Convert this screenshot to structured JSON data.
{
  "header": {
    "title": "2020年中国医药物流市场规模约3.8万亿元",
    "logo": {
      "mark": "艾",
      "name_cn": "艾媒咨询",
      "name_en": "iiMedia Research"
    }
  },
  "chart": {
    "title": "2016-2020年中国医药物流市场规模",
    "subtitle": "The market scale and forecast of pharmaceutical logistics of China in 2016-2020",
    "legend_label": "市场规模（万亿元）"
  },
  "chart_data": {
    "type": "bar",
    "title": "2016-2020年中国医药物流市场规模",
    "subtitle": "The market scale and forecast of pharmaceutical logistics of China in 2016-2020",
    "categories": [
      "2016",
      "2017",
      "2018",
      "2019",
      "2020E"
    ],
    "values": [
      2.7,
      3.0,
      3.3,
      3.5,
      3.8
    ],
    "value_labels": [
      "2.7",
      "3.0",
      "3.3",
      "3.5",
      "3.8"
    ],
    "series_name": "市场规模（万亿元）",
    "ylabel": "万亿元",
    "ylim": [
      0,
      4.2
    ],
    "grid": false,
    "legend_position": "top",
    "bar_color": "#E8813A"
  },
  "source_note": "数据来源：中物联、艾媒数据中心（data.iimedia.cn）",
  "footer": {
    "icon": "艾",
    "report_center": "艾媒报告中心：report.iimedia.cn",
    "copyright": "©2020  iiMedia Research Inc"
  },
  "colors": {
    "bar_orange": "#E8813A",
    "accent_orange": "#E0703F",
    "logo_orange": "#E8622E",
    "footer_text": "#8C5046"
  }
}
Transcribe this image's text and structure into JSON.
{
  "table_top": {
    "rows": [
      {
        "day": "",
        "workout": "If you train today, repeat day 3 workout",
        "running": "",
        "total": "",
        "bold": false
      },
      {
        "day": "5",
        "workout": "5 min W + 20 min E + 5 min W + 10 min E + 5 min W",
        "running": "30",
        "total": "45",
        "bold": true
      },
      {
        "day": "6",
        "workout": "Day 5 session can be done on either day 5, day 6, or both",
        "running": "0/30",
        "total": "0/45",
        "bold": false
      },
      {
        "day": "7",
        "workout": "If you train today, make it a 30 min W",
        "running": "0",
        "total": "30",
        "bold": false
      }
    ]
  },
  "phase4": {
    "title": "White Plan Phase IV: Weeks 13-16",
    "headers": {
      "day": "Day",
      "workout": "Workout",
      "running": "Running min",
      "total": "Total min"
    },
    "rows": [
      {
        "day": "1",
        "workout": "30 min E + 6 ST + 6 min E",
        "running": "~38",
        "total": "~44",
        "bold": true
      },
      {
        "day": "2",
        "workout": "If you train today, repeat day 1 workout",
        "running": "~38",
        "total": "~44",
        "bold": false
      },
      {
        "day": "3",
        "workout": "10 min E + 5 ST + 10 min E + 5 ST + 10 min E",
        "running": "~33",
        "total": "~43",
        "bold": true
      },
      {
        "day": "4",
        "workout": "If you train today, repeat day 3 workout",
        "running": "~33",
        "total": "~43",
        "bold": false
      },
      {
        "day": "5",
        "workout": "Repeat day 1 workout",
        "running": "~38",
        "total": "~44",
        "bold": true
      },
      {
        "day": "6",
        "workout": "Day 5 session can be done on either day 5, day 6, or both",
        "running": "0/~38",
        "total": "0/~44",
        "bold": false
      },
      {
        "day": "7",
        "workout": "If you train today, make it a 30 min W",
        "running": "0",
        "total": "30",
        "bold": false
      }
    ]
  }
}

→ BRIEF:
Repeat all of the records above exactly as written.

→ ANSWER TO THE TASK:
Convert this screenshot to structured JSON data.
{
  "header": {
    "title": "2020年中国医药物流市场规模约3.8万亿元",
    "logo": {
      "mark": "艾",
      "name_cn": "艾媒咨询",
      "name_en": "iiMedia Research"
    }
  },
  "chart": {
    "title": "2016-2020年中国医药物流市场规模",
    "subtitle": "The market scale and forecast of pharmaceutical logistics of China in 2016-2020",
    "legend_label": "市场规模（万亿元）"
  },
  "chart_data": {
    "type": "bar",
    "title": "2016-2020年中国医药物流市场规模",
    "subtitle": "The market scale and forecast of pharmaceutical logistics of China in 2016-2020",
    "categories": [
      "2016",
      "2017",
      "2018",
      "2019",
      "2020E"
    ],
    "values": [
      2.7,
      3.0,
      3.3,
      3.5,
      3.8
    ],
    "value_labels": [
      "2.7",
      "3.0",
      "3.3",
      "3.5",
      "3.8"
    ],
    "series_name": "市场规模（万亿元）",
    "ylabel": "万亿元",
    "ylim": [
      0,
      4.2
    ],
    "grid": false,
    "legend_position": "top",
    "bar_color": "#E8813A"
  },
  "source_note": "数据来源：中物联、艾媒数据中心（data.iimedia.cn）",
  "footer": {
    "icon": "艾",
    "report_center": "艾媒报告中心：report.iimedia.cn",
    "copyright": "©2020  iiMedia Research Inc"
  },
  "colors": {
    "bar_orange": "#E8813A",
    "accent_orange": "#E0703F",
    "logo_orange": "#E8622E",
    "footer_text": "#8C5046"
  }
}
Transcribe this image's text and structure into JSON.
{
  "table_top": {
    "rows": [
      {
        "day": "",
        "workout": "If you train today, repeat day 3 workout",
        "running": "",
        "total": "",
        "bold": false
      },
      {
        "day": "5",
        "workout": "5 min W + 20 min E + 5 min W + 10 min E + 5 min W",
        "running": "30",
        "total": "45",
        "bold": true
      },
      {
        "day": "6",
        "workout": "Day 5 session can be done on either day 5, day 6, or both",
        "running": "0/30",
        "total": "0/45",
        "bold": false
      },
      {
        "day": "7",
        "workout": "If you train today, make it a 30 min W",
        "running": "0",
        "total": "30",
        "bold": false
      }
    ]
  },
  "phase4": {
    "title": "White Plan Phase IV: Weeks 13-16",
    "headers": {
      "day": "Day",
      "workout": "Workout",
      "running": "Running min",
      "total": "Total min"
    },
    "rows": [
      {
        "day": "1",
        "workout": "30 min E + 6 ST + 6 min E",
        "running": "~38",
        "total": "~44",
        "bold": true
      },
      {
        "day": "2",
        "workout": "If you train today, repeat day 1 workout",
        "running": "~38",
        "total": "~44",
        "bold": false
      },
      {
        "day": "3",
        "workout": "10 min E + 5 ST + 10 min E + 5 ST + 10 min E",
        "running": "~33",
        "total": "~43",
        "bold": true
      },
      {
        "day": "4",
        "workout": "If you train today, repeat day 3 workout",
        "running": "~33",
        "total": "~43",
        "bold": false
      },
      {
        "day": "5",
        "workout": "Repeat day 1 workout",
        "running": "~38",
        "total": "~44",
        "bold": true
      },
      {
        "day": "6",
        "workout": "Day 5 session can be done on either day 5, day 6, or both",
        "running": "0/~38",
        "total": "0/~44",
        "bold": false
      },
      {
        "day": "7",
        "workout": "If you train today, make it a 30 min W",
        "running": "0",
        "total": "30",
        "bold": false
      }
    ]
  }
}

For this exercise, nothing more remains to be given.